** start of Provided entries **
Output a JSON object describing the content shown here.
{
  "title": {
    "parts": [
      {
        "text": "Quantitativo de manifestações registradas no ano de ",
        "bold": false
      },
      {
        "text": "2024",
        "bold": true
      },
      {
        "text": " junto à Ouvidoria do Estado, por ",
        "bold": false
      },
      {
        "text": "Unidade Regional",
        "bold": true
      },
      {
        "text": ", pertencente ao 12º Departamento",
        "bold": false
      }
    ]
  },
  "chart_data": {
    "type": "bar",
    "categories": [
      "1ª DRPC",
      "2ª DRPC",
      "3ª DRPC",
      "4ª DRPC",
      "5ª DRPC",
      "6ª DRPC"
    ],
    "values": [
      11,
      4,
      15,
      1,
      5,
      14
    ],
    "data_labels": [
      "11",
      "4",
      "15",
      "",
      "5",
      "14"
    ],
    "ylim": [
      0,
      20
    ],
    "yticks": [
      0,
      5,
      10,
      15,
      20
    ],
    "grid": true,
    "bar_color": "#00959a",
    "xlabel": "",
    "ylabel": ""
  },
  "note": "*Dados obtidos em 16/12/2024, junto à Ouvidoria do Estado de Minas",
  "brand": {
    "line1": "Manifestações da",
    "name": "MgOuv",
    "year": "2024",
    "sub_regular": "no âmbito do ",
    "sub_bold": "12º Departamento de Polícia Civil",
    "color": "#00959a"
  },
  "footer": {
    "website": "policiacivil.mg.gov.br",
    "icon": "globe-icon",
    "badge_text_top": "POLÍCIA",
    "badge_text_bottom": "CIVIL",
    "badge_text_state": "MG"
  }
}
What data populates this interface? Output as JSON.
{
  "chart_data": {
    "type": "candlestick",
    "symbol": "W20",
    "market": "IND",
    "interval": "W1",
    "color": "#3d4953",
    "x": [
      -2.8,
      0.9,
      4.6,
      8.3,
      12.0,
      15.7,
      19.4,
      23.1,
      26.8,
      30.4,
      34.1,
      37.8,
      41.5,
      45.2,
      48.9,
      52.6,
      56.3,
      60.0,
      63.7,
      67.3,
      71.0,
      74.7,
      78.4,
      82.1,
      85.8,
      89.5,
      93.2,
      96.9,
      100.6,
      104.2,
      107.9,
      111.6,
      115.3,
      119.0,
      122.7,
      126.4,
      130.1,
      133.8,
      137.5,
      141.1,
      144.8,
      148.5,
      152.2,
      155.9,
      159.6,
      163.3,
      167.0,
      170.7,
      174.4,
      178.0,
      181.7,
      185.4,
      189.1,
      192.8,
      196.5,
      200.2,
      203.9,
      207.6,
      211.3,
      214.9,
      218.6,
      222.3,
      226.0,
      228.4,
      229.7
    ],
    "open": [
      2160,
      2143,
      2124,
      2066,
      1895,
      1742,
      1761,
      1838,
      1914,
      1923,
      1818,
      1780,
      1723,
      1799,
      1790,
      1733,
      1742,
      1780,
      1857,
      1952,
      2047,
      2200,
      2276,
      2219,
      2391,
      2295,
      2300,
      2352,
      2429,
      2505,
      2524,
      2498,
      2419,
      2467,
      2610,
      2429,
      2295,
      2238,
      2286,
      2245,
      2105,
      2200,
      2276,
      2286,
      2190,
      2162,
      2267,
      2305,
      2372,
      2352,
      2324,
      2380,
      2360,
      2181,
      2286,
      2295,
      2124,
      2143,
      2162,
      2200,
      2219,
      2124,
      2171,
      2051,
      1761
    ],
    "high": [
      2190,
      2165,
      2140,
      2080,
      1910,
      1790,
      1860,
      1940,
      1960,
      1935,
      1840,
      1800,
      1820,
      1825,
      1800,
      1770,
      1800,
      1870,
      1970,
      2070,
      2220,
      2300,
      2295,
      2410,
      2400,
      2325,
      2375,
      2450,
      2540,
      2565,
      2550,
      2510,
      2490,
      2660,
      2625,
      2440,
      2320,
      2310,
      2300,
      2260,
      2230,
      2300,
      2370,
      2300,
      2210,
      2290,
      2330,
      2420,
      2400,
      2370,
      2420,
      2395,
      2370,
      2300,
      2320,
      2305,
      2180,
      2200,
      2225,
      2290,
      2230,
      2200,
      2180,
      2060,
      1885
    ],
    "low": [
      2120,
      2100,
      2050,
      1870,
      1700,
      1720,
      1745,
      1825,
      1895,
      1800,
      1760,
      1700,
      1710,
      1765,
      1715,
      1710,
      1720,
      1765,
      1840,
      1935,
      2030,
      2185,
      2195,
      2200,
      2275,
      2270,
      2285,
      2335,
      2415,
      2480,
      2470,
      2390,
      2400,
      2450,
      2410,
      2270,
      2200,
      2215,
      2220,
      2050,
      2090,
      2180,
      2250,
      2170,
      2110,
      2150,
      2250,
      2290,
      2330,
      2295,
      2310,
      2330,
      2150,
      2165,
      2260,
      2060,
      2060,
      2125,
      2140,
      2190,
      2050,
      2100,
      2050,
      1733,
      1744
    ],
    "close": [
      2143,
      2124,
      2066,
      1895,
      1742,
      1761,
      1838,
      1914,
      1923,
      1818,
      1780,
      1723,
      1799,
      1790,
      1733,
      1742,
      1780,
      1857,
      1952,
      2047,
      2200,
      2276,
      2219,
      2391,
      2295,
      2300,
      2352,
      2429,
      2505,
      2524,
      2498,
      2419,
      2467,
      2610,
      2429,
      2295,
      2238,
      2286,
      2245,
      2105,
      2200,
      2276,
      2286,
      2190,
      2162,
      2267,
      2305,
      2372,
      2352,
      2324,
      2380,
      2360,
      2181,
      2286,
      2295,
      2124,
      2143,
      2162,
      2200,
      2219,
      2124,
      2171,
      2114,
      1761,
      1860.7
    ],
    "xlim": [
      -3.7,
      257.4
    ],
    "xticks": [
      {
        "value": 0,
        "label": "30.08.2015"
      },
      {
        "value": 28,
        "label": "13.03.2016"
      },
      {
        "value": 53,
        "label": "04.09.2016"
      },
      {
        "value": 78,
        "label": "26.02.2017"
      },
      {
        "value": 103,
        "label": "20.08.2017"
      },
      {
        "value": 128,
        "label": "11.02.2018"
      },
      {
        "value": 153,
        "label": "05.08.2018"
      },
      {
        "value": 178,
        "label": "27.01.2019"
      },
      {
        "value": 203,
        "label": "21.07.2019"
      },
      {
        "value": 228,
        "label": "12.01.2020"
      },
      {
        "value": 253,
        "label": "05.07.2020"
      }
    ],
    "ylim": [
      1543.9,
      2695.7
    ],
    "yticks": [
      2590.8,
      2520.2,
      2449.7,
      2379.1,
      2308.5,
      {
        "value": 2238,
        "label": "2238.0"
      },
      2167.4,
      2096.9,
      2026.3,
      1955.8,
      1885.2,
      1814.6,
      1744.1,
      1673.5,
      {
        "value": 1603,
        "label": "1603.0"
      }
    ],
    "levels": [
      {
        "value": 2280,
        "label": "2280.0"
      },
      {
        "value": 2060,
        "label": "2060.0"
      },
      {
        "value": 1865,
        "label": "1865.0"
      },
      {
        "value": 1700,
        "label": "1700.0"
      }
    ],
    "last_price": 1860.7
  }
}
** end of Provided entries **
(Your instructions)
Pick out the lines that have the word "Ouvidoria". Copy them all.

(Final result)
        "text": " junto à Ouvidoria do Estado, por ",
  "note": "*Dados obtidos em 16/12/2024, junto à Ouvidoria do Estado de Minas",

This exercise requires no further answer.